Collected data entries
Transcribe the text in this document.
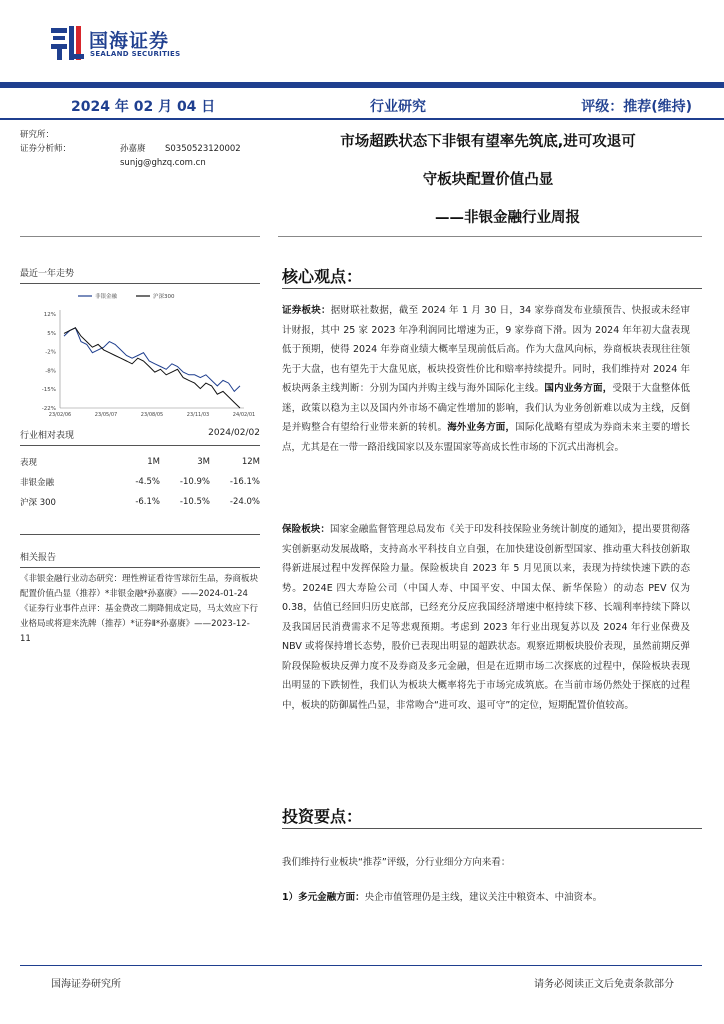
国海证券
SEALAND SECURITIES
2024 年 02 月 04 日	行业研究	评级：推荐(维持)
研究所：
证券分析师：	孙嘉赓 S0350523120002
sunjg@ghzq.com.cn
市场超跌状态下非银有望率先筑底,进可攻退可
守板块配置价值凸显
——非银金融行业周报
最近一年走势
12%
5%
-2%
-8%
-15%
-22%
23/02/06	23/05/07	23/08/05	23/11/03	24/02/01
非银金融	沪深300
行业相对表现	2024/02/02
表现	1M	3M	12M
非银金融	-4.5%	-10.9%	-16.1%
沪深 300	-6.1%	-10.5%	-24.0%
相关报告

《非银金融行业动态研究：理性辨证看待雪球衍生品，券商板块配置价值凸显（推荐）*非银金融*孙嘉赓》——2024-01-24

《证券行业事件点评：基金费改二期降佣成定局，马太效应下行业格局或将迎来洗牌（推荐）*证券Ⅱ*孙嘉赓》——2023-12-11

核心观点：
证券板块：据财联社数据，截至 2024 年 1 月 30 日，34 家券商发布业绩预告、快报或未经审计财报，其中 25 家 2023 年净利润同比增速为正，9 家券商下滑。因为 2024 年年初大盘表现低于预期，使得 2024 年券商业绩大概率呈现前低后高。作为大盘风向标，券商板块表现往往领先于大盘，也有望先于大盘见底，板块投资性价比和赔率持续提升。同时，我们维持对 2024 年板块两条主线判断：分别为国内并购主线与海外国际化主线。国内业务方面，受限于大盘整体低迷，政策以稳为主以及国内外市场不确定性增加的影响，我们认为业务创新难以成为主线，反倒是并购整合有望给行业带来新的转机。海外业务方面，国际化战略有望成为券商未来主要的增长点，尤其是在一带一路沿线国家以及东盟国家等高成长性市场的下沉式出海机会。
保险板块：国家金融监督管理总局发布《关于印发科技保险业务统计制度的通知》，提出要贯彻落实创新驱动发展战略，支持高水平科技自立自强，在加快建设创新型国家、推动重大科技创新取得新进展过程中发挥保险力量。保险板块自 2023 年 5 月见顶以来，表现为持续快速下跌的态势。2024E 四大寿险公司（中国人寿、中国平安、中国太保、新华保险）的动态 PEV 仅为 0.38，估值已经回归历史底部，已经充分反应我国经济增速中枢持续下移、长端利率持续下降以及我国居民消费需求不足等悲观预期。考虑到 2023 年行业出现复苏以及 2024 年行业保费及 NBV 或将保持增长态势，股价已表现出明显的超跌状态。观察近期板块股价表现，虽然前期反弹阶段保险板块反弹力度不及券商及多元金融，但是在近期市场二次探底的过程中，保险板块表现出明显的下跌韧性，我们认为板块大概率将先于市场完成筑底。在当前市场仍然处于探底的过程中，板块的防御属性凸显，非常吻合“进可攻、退可守”的定位，短期配置价值较高。
投资要点：
我们维持行业板块“推荐”评级，分行业细分方向来看：
1）多元金融方面：央企市值管理仍是主线，建议关注中粮资本、中油资本。
国海证券研究所	请务必阅读正文后免责条款部分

_What the exercise asks_
Every entry must be transcribed exactly. Pictures do not belong in the copy.

_Written answer_
Transcribe the text in this document.
国海证券
SEALAND SECURITIES
2024 年 02 月 04 日	行业研究	评级：推荐(维持)
研究所：
证券分析师：	孙嘉赓 S0350523120002
sunjg@ghzq.com.cn
市场超跌状态下非银有望率先筑底,进可攻退可
守板块配置价值凸显
——非银金融行业周报
最近一年走势
12%
5%
-2%
-8%
-15%
-22%
23/02/06	23/05/07	23/08/05	23/11/03	24/02/01
非银金融	沪深300
行业相对表现	2024/02/02
表现	1M	3M	12M
非银金融	-4.5%	-10.9%	-16.1%
沪深 300	-6.1%	-10.5%	-24.0%
相关报告

《非银金融行业动态研究：理性辨证看待雪球衍生品，券商板块配置价值凸显（推荐）*非银金融*孙嘉赓》——2024-01-24

《证券行业事件点评：基金费改二期降佣成定局，马太效应下行业格局或将迎来洗牌（推荐）*证券Ⅱ*孙嘉赓》——2023-12-11

核心观点：
证券板块：据财联社数据，截至 2024 年 1 月 30 日，34 家券商发布业绩预告、快报或未经审计财报，其中 25 家 2023 年净利润同比增速为正，9 家券商下滑。因为 2024 年年初大盘表现低于预期，使得 2024 年券商业绩大概率呈现前低后高。作为大盘风向标，券商板块表现往往领先于大盘，也有望先于大盘见底，板块投资性价比和赔率持续提升。同时，我们维持对 2024 年板块两条主线判断：分别为国内并购主线与海外国际化主线。国内业务方面，受限于大盘整体低迷，政策以稳为主以及国内外市场不确定性增加的影响，我们认为业务创新难以成为主线，反倒是并购整合有望给行业带来新的转机。海外业务方面，国际化战略有望成为券商未来主要的增长点，尤其是在一带一路沿线国家以及东盟国家等高成长性市场的下沉式出海机会。
保险板块：国家金融监督管理总局发布《关于印发科技保险业务统计制度的通知》，提出要贯彻落实创新驱动发展战略，支持高水平科技自立自强，在加快建设创新型国家、推动重大科技创新取得新进展过程中发挥保险力量。保险板块自 2023 年 5 月见顶以来，表现为持续快速下跌的态势。2024E 四大寿险公司（中国人寿、中国平安、中国太保、新华保险）的动态 PEV 仅为 0.38，估值已经回归历史底部，已经充分反应我国经济增速中枢持续下移、长端利率持续下降以及我国居民消费需求不足等悲观预期。考虑到 2023 年行业出现复苏以及 2024 年行业保费及 NBV 或将保持增长态势，股价已表现出明显的超跌状态。观察近期板块股价表现，虽然前期反弹阶段保险板块反弹力度不及券商及多元金融，但是在近期市场二次探底的过程中，保险板块表现出明显的下跌韧性，我们认为板块大概率将先于市场完成筑底。在当前市场仍然处于探底的过程中，板块的防御属性凸显，非常吻合“进可攻、退可守”的定位，短期配置价值较高。
投资要点：
我们维持行业板块“推荐”评级，分行业细分方向来看：
1）多元金融方面：央企市值管理仍是主线，建议关注中粮资本、中油资本。
国海证券研究所	请务必阅读正文后免责条款部分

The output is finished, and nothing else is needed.